Work to complete: Return all of the data exactly, with nothing left out but the pictures.

(A block of data)
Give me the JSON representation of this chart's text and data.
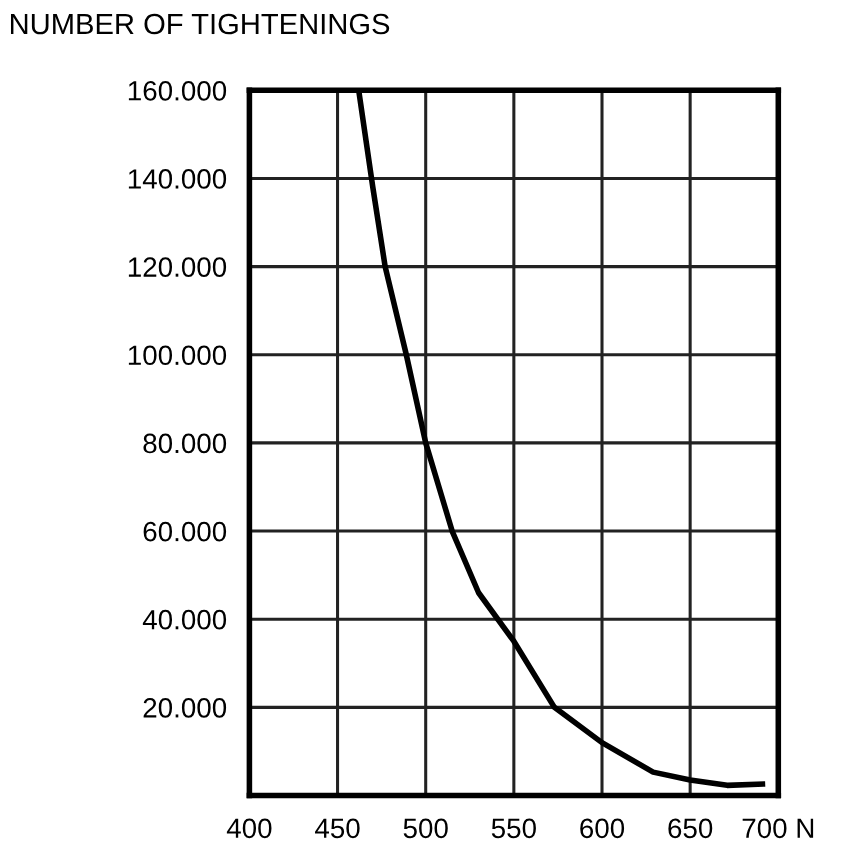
{
  "chart_data": {
    "type": "line",
    "title": "NUMBER OF TIGHTENINGS",
    "x": [
      462,
      470,
      477,
      489,
      500,
      515,
      530,
      550,
      573,
      600,
      629,
      650,
      671,
      691
    ],
    "series": [
      {
        "color": "#000000",
        "values": [
          160000,
          138000,
          120000,
          100000,
          80000,
          60000,
          46000,
          35000,
          20000,
          12000,
          5300,
          3500,
          2300,
          2600
        ]
      }
    ],
    "xlim": [
      400,
      700
    ],
    "xticks": [
      400,
      450,
      500,
      550,
      600,
      650,
      {
        "value": 700,
        "label": "700 N"
      }
    ],
    "ylim": [
      0,
      160000
    ],
    "yticks": [
      {
        "value": 0,
        "label": null
      },
      {
        "value": 20000,
        "label": "20.000"
      },
      {
        "value": 40000,
        "label": "40.000"
      },
      {
        "value": 60000,
        "label": "60.000"
      },
      {
        "value": 80000,
        "label": "80.000"
      },
      {
        "value": 100000,
        "label": "100.000"
      },
      {
        "value": 120000,
        "label": "120.000"
      },
      {
        "value": 140000,
        "label": "140.000"
      },
      {
        "value": 160000,
        "label": "160.000"
      }
    ],
    "grid": true,
    "marker": "none",
    "line_style": "solid"
  }
}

The result:
Give me the JSON representation of this chart's text and data.
{
  "chart_data": {
    "type": "line",
    "title": "NUMBER OF TIGHTENINGS",
    "x": [
      462,
      470,
      477,
      489,
      500,
      515,
      530,
      550,
      573,
      600,
      629,
      650,
      671,
      691
    ],
    "series": [
      {
        "color": "#000000",
        "values": [
          160000,
          138000,
          120000,
          100000,
          80000,
          60000,
          46000,
          35000,
          20000,
          12000,
          5300,
          3500,
          2300,
          2600
        ]
      }
    ],
    "xlim": [
      400,
      700
    ],
    "xticks": [
      400,
      450,
      500,
      550,
      600,
      650,
      {
        "value": 700,
        "label": "700 N"
      }
    ],
    "ylim": [
      0,
      160000
    ],
    "yticks": [
      {
        "value": 0,
        "label": null
      },
      {
        "value": 20000,
        "label": "20.000"
      },
      {
        "value": 40000,
        "label": "40.000"
      },
      {
        "value": 60000,
        "label": "60.000"
      },
      {
        "value": 80000,
        "label": "80.000"
      },
      {
        "value": 100000,
        "label": "100.000"
      },
      {
        "value": 120000,
        "label": "120.000"
      },
      {
        "value": 140000,
        "label": "140.000"
      },
      {
        "value": 160000,
        "label": "160.000"
      }
    ],
    "grid": true,
    "marker": "none",
    "line_style": "solid"
  }
}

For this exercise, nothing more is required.